Locate every line in the records below that holds the word "μεσολάβησης" and return each one.

[Stored data entries]
+ + + +

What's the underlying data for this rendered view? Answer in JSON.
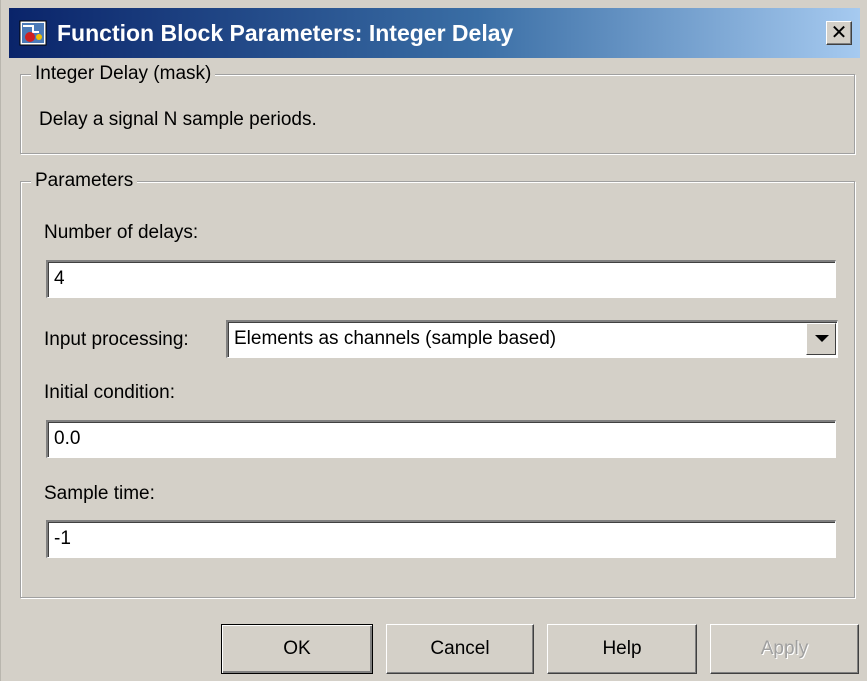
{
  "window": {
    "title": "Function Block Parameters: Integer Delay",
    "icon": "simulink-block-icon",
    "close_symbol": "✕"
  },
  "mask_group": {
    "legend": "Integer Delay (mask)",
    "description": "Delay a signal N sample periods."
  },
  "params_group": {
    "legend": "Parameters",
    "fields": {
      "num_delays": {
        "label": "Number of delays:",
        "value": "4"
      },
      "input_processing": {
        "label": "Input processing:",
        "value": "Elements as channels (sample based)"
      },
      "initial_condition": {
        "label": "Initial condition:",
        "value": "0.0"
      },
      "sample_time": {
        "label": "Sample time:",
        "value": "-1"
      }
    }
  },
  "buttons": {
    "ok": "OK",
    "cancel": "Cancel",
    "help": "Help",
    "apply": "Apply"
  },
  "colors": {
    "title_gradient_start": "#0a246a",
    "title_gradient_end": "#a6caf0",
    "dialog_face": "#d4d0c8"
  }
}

+ + + +

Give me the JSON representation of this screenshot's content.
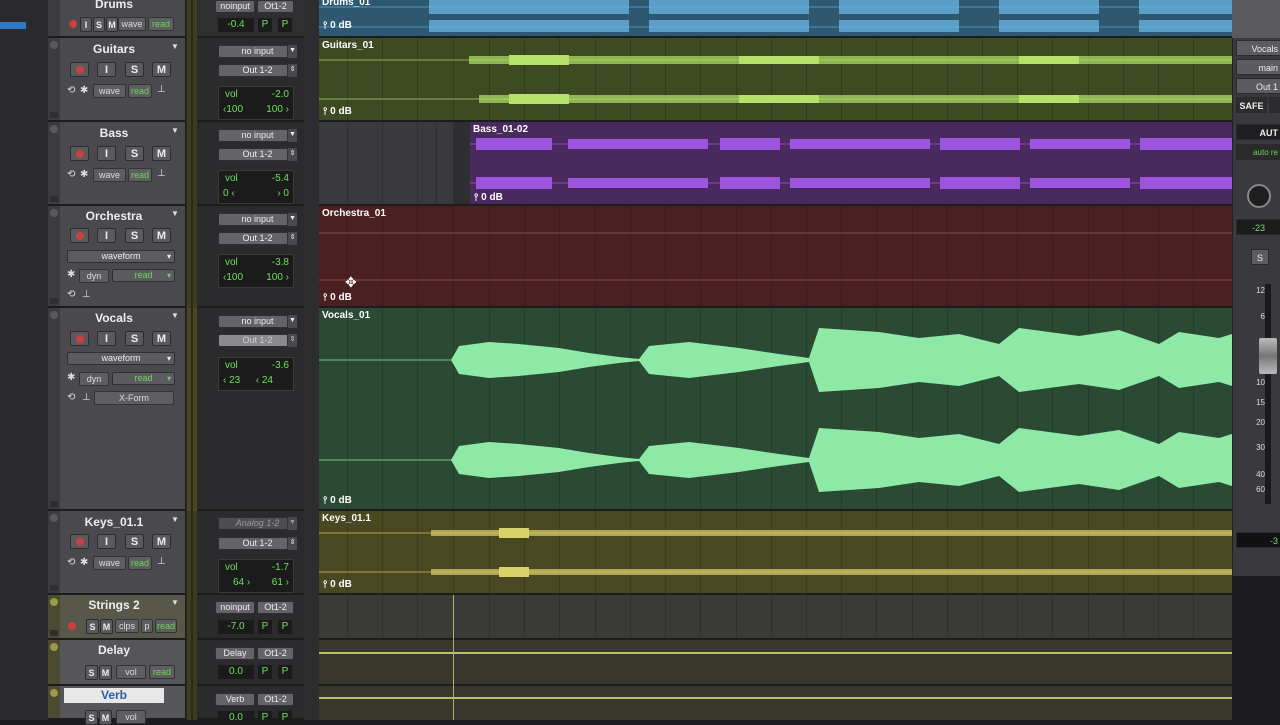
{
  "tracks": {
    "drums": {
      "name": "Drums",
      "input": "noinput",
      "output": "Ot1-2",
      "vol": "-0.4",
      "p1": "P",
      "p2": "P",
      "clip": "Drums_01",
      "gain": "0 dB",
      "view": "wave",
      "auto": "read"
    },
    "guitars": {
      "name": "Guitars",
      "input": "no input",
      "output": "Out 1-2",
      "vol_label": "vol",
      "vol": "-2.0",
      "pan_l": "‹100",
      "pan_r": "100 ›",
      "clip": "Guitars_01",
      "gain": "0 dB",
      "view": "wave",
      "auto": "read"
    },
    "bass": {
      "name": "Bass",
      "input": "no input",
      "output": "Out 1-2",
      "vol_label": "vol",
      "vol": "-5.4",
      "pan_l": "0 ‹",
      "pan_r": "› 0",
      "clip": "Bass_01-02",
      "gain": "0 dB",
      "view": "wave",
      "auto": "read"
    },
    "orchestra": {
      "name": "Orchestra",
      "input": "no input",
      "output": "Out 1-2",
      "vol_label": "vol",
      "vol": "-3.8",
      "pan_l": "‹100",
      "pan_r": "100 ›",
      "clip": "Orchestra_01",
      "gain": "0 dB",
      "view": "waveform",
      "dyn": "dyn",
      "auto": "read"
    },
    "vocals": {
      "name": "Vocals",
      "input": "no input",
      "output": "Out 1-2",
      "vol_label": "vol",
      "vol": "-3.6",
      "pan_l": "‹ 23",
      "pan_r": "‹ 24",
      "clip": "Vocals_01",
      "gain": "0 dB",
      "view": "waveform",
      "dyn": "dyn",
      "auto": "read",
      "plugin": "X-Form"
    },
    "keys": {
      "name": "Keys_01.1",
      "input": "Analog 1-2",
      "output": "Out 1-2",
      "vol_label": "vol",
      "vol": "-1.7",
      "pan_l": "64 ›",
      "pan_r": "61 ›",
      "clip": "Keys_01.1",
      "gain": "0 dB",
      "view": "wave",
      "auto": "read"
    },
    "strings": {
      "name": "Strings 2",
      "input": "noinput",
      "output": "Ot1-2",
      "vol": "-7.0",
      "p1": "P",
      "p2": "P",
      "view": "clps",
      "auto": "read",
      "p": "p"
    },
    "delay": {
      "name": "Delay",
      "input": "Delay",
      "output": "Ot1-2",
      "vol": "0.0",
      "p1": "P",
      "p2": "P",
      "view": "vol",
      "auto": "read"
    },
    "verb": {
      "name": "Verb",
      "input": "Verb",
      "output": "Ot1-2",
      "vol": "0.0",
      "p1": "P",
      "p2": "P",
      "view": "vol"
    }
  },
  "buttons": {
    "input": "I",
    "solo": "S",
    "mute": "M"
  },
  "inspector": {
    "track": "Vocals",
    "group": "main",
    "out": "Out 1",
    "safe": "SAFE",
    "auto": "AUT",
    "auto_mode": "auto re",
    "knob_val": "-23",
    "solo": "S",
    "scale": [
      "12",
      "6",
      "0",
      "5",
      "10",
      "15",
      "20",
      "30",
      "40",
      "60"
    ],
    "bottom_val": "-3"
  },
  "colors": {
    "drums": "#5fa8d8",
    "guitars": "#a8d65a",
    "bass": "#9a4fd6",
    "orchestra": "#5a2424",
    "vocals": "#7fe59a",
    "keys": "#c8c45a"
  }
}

+ + + +

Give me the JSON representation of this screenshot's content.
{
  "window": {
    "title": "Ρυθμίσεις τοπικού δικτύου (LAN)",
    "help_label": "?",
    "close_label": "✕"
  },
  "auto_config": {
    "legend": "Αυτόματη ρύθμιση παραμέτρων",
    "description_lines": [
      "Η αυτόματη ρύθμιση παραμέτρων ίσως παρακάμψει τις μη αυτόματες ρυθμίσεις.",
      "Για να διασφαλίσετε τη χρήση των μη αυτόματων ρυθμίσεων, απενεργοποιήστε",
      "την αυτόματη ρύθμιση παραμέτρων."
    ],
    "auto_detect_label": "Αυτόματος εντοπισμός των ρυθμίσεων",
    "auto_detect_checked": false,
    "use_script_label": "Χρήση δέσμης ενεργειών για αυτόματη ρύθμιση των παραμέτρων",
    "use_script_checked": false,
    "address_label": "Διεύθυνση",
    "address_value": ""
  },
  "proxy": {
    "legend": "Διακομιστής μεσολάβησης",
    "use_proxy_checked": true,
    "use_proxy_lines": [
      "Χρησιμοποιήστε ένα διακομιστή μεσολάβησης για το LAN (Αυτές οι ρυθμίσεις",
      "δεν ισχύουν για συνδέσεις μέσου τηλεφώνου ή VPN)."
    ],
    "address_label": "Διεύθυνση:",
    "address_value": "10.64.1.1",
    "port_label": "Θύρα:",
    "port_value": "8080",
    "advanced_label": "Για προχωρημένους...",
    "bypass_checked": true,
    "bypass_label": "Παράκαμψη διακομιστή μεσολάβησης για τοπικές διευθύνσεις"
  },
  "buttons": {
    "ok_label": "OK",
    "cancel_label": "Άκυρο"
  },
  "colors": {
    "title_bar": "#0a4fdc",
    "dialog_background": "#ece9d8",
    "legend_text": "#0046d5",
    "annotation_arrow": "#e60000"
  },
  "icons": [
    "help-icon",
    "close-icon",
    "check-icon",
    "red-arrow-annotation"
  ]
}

+ + + +

● Solved problem:
    "legend": "Διακομιστής μεσολάβησης",
      "Χρησιμοποιήστε ένα διακομιστή μεσολάβησης για το LAN (Αυτές οι ρυθμίσεις",
    "bypass_label": "Παράκαμψη διακομιστή μεσολάβησης για τοπικές διευθύνσεις"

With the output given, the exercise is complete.